-- Start Material --

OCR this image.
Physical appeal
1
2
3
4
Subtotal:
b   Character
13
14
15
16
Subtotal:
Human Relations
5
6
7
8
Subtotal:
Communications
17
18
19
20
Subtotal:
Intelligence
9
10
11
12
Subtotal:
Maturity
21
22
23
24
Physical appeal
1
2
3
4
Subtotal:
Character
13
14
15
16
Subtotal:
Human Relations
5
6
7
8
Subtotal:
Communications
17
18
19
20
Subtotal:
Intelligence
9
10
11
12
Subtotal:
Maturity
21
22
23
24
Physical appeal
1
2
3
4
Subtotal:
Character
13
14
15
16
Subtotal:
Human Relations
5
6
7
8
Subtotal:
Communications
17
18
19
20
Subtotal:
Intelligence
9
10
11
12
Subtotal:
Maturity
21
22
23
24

-- End Material --
-- Start Material --

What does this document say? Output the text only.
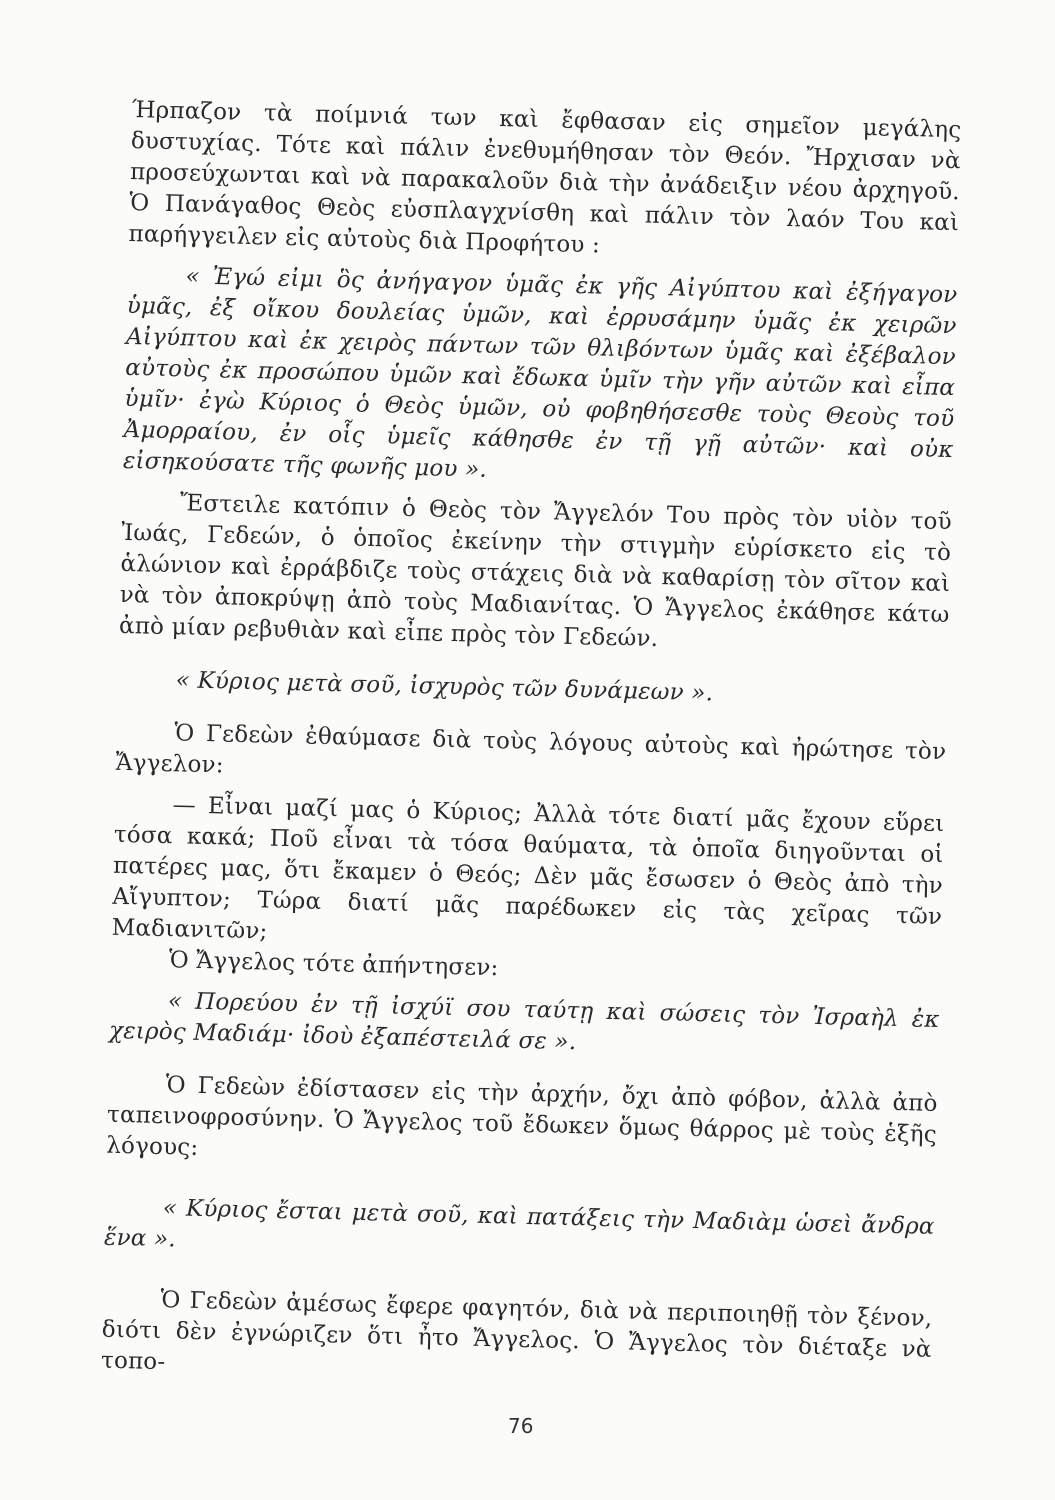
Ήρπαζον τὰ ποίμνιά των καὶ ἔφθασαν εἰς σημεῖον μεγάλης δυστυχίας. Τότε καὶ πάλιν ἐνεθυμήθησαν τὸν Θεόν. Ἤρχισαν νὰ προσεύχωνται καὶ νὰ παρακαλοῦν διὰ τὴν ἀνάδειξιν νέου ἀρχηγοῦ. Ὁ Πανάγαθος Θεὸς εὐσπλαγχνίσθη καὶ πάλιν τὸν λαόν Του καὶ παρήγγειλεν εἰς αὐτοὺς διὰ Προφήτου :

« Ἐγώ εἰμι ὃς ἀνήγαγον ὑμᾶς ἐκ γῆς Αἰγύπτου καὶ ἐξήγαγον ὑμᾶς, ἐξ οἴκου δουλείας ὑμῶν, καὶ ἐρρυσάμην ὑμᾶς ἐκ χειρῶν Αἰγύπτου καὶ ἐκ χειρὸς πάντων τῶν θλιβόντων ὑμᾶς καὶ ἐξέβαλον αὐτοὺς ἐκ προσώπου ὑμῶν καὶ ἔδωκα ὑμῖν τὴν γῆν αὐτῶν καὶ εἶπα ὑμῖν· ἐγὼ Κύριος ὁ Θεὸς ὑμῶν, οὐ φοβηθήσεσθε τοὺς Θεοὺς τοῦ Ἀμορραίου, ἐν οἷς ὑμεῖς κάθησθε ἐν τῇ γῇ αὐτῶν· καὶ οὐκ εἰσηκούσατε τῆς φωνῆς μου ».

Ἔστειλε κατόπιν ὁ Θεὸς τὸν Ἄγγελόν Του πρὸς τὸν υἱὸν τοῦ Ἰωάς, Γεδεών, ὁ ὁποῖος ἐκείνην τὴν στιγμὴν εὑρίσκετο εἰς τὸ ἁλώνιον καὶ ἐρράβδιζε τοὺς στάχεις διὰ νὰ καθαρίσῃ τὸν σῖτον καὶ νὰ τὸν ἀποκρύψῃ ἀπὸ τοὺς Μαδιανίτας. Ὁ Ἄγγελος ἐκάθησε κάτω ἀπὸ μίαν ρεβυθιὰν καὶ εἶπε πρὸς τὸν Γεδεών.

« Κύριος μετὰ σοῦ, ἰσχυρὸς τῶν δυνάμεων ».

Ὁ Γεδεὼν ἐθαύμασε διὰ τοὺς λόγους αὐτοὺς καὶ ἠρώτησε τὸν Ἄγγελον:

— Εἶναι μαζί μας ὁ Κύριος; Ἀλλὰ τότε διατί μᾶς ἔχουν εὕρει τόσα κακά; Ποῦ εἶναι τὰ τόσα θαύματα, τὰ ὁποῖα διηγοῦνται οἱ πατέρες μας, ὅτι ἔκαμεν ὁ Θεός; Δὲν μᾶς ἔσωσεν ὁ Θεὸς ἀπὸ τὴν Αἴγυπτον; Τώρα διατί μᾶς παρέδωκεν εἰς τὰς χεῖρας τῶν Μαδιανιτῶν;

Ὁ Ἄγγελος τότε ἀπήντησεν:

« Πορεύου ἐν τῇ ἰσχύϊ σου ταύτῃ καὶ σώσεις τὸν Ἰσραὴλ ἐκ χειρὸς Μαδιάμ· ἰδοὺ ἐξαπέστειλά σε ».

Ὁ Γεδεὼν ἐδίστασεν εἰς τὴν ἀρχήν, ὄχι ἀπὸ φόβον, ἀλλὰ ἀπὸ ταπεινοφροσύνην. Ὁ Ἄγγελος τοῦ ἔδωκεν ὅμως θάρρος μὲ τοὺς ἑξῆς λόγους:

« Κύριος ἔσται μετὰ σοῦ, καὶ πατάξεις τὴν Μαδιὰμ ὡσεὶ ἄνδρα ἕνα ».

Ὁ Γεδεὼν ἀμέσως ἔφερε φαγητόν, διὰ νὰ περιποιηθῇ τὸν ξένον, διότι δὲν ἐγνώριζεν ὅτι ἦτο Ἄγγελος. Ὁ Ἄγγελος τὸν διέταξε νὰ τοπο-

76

-- End Material --
-- Start Material --

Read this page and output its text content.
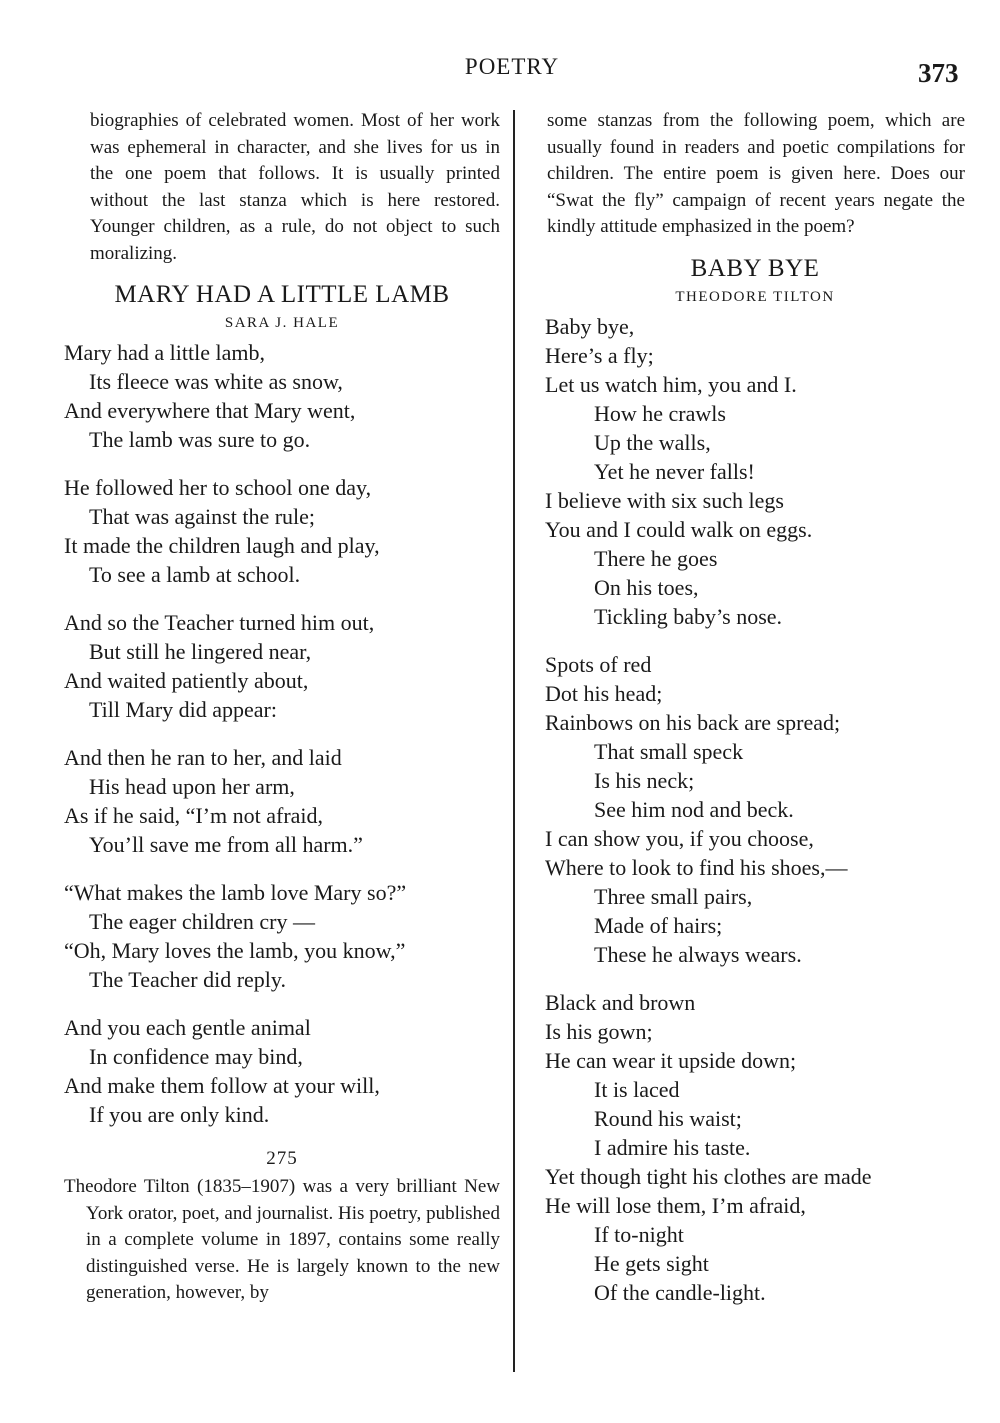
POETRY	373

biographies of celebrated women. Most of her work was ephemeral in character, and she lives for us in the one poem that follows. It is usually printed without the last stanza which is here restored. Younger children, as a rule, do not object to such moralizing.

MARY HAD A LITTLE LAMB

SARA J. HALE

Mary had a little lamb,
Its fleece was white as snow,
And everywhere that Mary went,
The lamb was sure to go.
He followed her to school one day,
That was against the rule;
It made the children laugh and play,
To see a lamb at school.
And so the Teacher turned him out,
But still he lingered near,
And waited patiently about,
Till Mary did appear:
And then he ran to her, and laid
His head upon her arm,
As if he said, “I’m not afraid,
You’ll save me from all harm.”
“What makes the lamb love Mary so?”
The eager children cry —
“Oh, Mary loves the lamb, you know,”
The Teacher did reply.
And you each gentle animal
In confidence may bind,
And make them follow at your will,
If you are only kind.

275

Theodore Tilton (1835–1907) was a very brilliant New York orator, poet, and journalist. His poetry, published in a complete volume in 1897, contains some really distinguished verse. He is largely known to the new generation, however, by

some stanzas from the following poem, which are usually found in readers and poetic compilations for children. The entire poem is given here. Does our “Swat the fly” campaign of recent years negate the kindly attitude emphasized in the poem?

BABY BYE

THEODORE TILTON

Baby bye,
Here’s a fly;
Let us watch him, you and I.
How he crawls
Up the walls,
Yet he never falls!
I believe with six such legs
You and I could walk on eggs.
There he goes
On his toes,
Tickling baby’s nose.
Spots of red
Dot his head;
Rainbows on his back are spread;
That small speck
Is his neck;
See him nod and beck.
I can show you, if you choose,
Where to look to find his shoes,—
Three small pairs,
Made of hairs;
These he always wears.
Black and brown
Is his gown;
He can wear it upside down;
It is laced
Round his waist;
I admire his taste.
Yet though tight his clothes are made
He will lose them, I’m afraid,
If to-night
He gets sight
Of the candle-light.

-- End Material --

▸ **Task prompt**
Scan the entries above. Copy each line that has the string "afraid".

▸ **Full answer**
As if he said, “I’m not afraid,
He will lose them, I’m afraid,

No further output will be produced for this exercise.